◆ To do: Locate every line below that contains the word "Lights" and copy it.

━━━━━ Stored data

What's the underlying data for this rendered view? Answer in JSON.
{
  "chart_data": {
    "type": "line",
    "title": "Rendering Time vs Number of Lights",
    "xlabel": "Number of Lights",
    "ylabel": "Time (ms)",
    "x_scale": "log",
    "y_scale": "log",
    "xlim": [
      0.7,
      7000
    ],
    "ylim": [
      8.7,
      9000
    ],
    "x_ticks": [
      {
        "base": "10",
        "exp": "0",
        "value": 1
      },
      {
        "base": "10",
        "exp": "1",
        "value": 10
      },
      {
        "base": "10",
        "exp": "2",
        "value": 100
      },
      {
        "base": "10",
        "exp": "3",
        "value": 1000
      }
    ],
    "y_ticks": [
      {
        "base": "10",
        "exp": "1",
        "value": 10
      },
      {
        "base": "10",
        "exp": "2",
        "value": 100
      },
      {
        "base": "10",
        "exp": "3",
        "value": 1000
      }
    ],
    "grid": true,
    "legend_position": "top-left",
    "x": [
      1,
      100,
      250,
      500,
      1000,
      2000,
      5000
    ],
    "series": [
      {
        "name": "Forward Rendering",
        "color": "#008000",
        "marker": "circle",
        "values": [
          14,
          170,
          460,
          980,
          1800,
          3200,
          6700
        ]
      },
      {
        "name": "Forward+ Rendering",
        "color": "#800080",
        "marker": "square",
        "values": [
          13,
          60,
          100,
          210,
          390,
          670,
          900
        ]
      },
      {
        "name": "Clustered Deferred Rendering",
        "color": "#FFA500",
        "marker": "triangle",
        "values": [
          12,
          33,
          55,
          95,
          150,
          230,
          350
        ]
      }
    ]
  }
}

━━━━━━━━━━

◆ Output for this exercise:
    "title": "Rendering Time vs Number of Lights",
    "xlabel": "Number of Lights",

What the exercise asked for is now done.